Stored data entries
--- Start ---
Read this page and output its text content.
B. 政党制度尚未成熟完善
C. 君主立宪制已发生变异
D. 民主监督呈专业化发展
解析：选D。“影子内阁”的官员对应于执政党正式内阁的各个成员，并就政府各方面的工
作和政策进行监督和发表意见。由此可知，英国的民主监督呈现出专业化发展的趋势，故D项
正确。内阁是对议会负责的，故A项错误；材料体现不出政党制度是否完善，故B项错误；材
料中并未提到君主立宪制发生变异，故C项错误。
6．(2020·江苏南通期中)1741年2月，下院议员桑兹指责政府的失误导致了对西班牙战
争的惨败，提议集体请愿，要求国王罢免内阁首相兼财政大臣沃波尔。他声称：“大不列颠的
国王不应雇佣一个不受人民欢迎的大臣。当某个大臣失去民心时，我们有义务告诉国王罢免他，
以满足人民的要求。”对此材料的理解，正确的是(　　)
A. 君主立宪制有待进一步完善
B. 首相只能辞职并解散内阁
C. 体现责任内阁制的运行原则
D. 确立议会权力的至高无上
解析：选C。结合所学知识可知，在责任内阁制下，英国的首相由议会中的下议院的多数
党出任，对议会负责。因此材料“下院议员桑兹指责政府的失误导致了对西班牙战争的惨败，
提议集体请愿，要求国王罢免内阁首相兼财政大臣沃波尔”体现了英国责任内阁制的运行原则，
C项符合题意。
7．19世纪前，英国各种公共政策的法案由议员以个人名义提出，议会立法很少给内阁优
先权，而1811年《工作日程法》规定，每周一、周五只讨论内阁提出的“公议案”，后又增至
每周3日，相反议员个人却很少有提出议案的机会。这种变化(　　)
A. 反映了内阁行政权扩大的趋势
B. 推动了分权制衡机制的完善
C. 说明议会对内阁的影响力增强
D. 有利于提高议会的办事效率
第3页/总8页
--- End ---
- **Stated goal**
Repeat every line of the records above exactly.

- **Result**
Read this page and output its text content.
B. 政党制度尚未成熟完善
C. 君主立宪制已发生变异
D. 民主监督呈专业化发展
解析：选D。“影子内阁”的官员对应于执政党正式内阁的各个成员，并就政府各方面的工
作和政策进行监督和发表意见。由此可知，英国的民主监督呈现出专业化发展的趋势，故D项
正确。内阁是对议会负责的，故A项错误；材料体现不出政党制度是否完善，故B项错误；材
料中并未提到君主立宪制发生变异，故C项错误。
6．(2020·江苏南通期中)1741年2月，下院议员桑兹指责政府的失误导致了对西班牙战
争的惨败，提议集体请愿，要求国王罢免内阁首相兼财政大臣沃波尔。他声称：“大不列颠的
国王不应雇佣一个不受人民欢迎的大臣。当某个大臣失去民心时，我们有义务告诉国王罢免他，
以满足人民的要求。”对此材料的理解，正确的是(　　)
A. 君主立宪制有待进一步完善
B. 首相只能辞职并解散内阁
C. 体现责任内阁制的运行原则
D. 确立议会权力的至高无上
解析：选C。结合所学知识可知，在责任内阁制下，英国的首相由议会中的下议院的多数
党出任，对议会负责。因此材料“下院议员桑兹指责政府的失误导致了对西班牙战争的惨败，
提议集体请愿，要求国王罢免内阁首相兼财政大臣沃波尔”体现了英国责任内阁制的运行原则，
C项符合题意。
7．19世纪前，英国各种公共政策的法案由议员以个人名义提出，议会立法很少给内阁优
先权，而1811年《工作日程法》规定，每周一、周五只讨论内阁提出的“公议案”，后又增至
每周3日，相反议员个人却很少有提出议案的机会。这种变化(　　)
A. 反映了内阁行政权扩大的趋势
B. 推动了分权制衡机制的完善
C. 说明议会对内阁的影响力增强
D. 有利于提高议会的办事效率
第3页/总8页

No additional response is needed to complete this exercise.